> **Directions**: Copy each entry as it stands, leaving nothing out.

> **Listed entries**:
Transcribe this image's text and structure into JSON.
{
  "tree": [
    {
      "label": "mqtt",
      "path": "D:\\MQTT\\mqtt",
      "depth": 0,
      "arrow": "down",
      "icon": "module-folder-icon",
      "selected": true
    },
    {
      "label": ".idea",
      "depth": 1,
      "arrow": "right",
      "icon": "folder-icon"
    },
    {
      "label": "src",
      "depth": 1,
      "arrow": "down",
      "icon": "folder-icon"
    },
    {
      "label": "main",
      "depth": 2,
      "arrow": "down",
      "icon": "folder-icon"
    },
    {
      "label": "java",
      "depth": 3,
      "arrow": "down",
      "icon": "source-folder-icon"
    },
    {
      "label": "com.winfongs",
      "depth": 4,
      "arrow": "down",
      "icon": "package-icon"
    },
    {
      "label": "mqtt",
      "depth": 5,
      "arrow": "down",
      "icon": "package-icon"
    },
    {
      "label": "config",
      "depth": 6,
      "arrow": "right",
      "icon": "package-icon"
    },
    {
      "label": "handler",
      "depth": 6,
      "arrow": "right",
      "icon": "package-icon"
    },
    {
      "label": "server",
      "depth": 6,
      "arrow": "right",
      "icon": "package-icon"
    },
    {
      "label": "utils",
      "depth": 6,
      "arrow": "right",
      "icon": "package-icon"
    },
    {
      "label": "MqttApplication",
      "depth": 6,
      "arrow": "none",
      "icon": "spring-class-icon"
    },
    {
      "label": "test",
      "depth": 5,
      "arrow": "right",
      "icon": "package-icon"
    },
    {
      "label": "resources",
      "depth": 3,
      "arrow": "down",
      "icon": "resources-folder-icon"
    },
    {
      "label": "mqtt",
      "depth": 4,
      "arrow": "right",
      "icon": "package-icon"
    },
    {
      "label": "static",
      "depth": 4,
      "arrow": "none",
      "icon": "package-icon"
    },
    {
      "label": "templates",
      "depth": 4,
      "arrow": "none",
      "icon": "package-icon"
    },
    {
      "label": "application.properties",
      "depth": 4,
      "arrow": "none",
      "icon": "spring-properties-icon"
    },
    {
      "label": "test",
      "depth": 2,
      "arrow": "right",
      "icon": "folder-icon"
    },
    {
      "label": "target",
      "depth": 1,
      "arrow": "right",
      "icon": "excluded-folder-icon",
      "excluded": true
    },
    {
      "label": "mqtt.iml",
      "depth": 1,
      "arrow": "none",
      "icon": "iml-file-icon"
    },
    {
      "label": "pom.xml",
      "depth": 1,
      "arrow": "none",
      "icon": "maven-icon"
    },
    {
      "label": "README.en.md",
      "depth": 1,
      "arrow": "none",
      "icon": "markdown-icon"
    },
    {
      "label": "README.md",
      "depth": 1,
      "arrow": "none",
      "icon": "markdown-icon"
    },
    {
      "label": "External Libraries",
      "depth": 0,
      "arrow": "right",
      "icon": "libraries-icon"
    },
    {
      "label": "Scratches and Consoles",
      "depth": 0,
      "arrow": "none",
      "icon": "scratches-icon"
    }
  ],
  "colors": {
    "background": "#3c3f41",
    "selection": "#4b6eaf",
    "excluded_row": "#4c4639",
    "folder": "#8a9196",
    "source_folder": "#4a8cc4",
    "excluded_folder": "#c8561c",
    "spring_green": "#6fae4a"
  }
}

> **Solution to this task**:
Transcribe this image's text and structure into JSON.
{
  "tree": [
    {
      "label": "mqtt",
      "path": "D:\\MQTT\\mqtt",
      "depth": 0,
      "arrow": "down",
      "icon": "module-folder-icon",
      "selected": true
    },
    {
      "label": ".idea",
      "depth": 1,
      "arrow": "right",
      "icon": "folder-icon"
    },
    {
      "label": "src",
      "depth": 1,
      "arrow": "down",
      "icon": "folder-icon"
    },
    {
      "label": "main",
      "depth": 2,
      "arrow": "down",
      "icon": "folder-icon"
    },
    {
      "label": "java",
      "depth": 3,
      "arrow": "down",
      "icon": "source-folder-icon"
    },
    {
      "label": "com.winfongs",
      "depth": 4,
      "arrow": "down",
      "icon": "package-icon"
    },
    {
      "label": "mqtt",
      "depth": 5,
      "arrow": "down",
      "icon": "package-icon"
    },
    {
      "label": "config",
      "depth": 6,
      "arrow": "right",
      "icon": "package-icon"
    },
    {
      "label": "handler",
      "depth": 6,
      "arrow": "right",
      "icon": "package-icon"
    },
    {
      "label": "server",
      "depth": 6,
      "arrow": "right",
      "icon": "package-icon"
    },
    {
      "label": "utils",
      "depth": 6,
      "arrow": "right",
      "icon": "package-icon"
    },
    {
      "label": "MqttApplication",
      "depth": 6,
      "arrow": "none",
      "icon": "spring-class-icon"
    },
    {
      "label": "test",
      "depth": 5,
      "arrow": "right",
      "icon": "package-icon"
    },
    {
      "label": "resources",
      "depth": 3,
      "arrow": "down",
      "icon": "resources-folder-icon"
    },
    {
      "label": "mqtt",
      "depth": 4,
      "arrow": "right",
      "icon": "package-icon"
    },
    {
      "label": "static",
      "depth": 4,
      "arrow": "none",
      "icon": "package-icon"
    },
    {
      "label": "templates",
      "depth": 4,
      "arrow": "none",
      "icon": "package-icon"
    },
    {
      "label": "application.properties",
      "depth": 4,
      "arrow": "none",
      "icon": "spring-properties-icon"
    },
    {
      "label": "test",
      "depth": 2,
      "arrow": "right",
      "icon": "folder-icon"
    },
    {
      "label": "target",
      "depth": 1,
      "arrow": "right",
      "icon": "excluded-folder-icon",
      "excluded": true
    },
    {
      "label": "mqtt.iml",
      "depth": 1,
      "arrow": "none",
      "icon": "iml-file-icon"
    },
    {
      "label": "pom.xml",
      "depth": 1,
      "arrow": "none",
      "icon": "maven-icon"
    },
    {
      "label": "README.en.md",
      "depth": 1,
      "arrow": "none",
      "icon": "markdown-icon"
    },
    {
      "label": "README.md",
      "depth": 1,
      "arrow": "none",
      "icon": "markdown-icon"
    },
    {
      "label": "External Libraries",
      "depth": 0,
      "arrow": "right",
      "icon": "libraries-icon"
    },
    {
      "label": "Scratches and Consoles",
      "depth": 0,
      "arrow": "none",
      "icon": "scratches-icon"
    }
  ],
  "colors": {
    "background": "#3c3f41",
    "selection": "#4b6eaf",
    "excluded_row": "#4c4639",
    "folder": "#8a9196",
    "source_folder": "#4a8cc4",
    "excluded_folder": "#c8561c",
    "spring_green": "#6fae4a"
  }
}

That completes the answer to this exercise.